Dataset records
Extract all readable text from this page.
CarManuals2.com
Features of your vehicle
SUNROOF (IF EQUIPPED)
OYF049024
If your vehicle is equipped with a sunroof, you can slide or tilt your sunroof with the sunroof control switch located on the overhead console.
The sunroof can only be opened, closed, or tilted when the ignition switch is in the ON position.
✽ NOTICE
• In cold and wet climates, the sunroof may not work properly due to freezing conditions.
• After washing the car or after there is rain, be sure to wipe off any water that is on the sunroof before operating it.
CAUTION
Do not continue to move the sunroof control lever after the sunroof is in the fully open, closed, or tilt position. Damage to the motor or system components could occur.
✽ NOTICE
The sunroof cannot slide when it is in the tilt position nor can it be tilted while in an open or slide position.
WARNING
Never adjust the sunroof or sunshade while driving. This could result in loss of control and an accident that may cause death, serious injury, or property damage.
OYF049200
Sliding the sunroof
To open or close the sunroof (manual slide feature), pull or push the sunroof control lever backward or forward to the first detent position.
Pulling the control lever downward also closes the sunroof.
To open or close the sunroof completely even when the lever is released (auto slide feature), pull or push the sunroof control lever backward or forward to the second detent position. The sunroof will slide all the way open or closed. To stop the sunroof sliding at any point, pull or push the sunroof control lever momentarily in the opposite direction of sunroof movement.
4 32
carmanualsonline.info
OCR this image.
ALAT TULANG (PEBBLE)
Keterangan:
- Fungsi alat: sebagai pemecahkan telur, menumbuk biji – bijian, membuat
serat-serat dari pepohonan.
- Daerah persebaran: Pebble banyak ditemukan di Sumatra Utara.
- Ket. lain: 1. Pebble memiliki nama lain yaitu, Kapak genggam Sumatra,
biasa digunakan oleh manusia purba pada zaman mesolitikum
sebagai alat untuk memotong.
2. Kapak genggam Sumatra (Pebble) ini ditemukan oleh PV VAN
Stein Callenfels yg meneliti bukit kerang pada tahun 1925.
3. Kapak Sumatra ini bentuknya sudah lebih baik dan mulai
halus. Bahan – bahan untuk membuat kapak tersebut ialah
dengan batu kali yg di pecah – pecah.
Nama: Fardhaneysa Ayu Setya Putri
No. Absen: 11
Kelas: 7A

Work to complete
Would you reproduce the material above in full, exactly as given?

Solution
Extract all readable text from this page.
CarManuals2.com
Features of your vehicle
SUNROOF (IF EQUIPPED)
OYF049024
If your vehicle is equipped with a sunroof, you can slide or tilt your sunroof with the sunroof control switch located on the overhead console.
The sunroof can only be opened, closed, or tilted when the ignition switch is in the ON position.
✽ NOTICE
• In cold and wet climates, the sunroof may not work properly due to freezing conditions.
• After washing the car or after there is rain, be sure to wipe off any water that is on the sunroof before operating it.
CAUTION
Do not continue to move the sunroof control lever after the sunroof is in the fully open, closed, or tilt position. Damage to the motor or system components could occur.
✽ NOTICE
The sunroof cannot slide when it is in the tilt position nor can it be tilted while in an open or slide position.
WARNING
Never adjust the sunroof or sunshade while driving. This could result in loss of control and an accident that may cause death, serious injury, or property damage.
OYF049200
Sliding the sunroof
To open or close the sunroof (manual slide feature), pull or push the sunroof control lever backward or forward to the first detent position.
Pulling the control lever downward also closes the sunroof.
To open or close the sunroof completely even when the lever is released (auto slide feature), pull or push the sunroof control lever backward or forward to the second detent position. The sunroof will slide all the way open or closed. To stop the sunroof sliding at any point, pull or push the sunroof control lever momentarily in the opposite direction of sunroof movement.
4 32
carmanualsonline.info
OCR this image.
ALAT TULANG (PEBBLE)
Keterangan:
- Fungsi alat: sebagai pemecahkan telur, menumbuk biji – bijian, membuat
serat-serat dari pepohonan.
- Daerah persebaran: Pebble banyak ditemukan di Sumatra Utara.
- Ket. lain: 1. Pebble memiliki nama lain yaitu, Kapak genggam Sumatra,
biasa digunakan oleh manusia purba pada zaman mesolitikum
sebagai alat untuk memotong.
2. Kapak genggam Sumatra (Pebble) ini ditemukan oleh PV VAN
Stein Callenfels yg meneliti bukit kerang pada tahun 1925.
3. Kapak Sumatra ini bentuknya sudah lebih baik dan mulai
halus. Bahan – bahan untuk membuat kapak tersebut ialah
dengan batu kali yg di pecah – pecah.
Nama: Fardhaneysa Ayu Setya Putri
No. Absen: 11
Kelas: 7A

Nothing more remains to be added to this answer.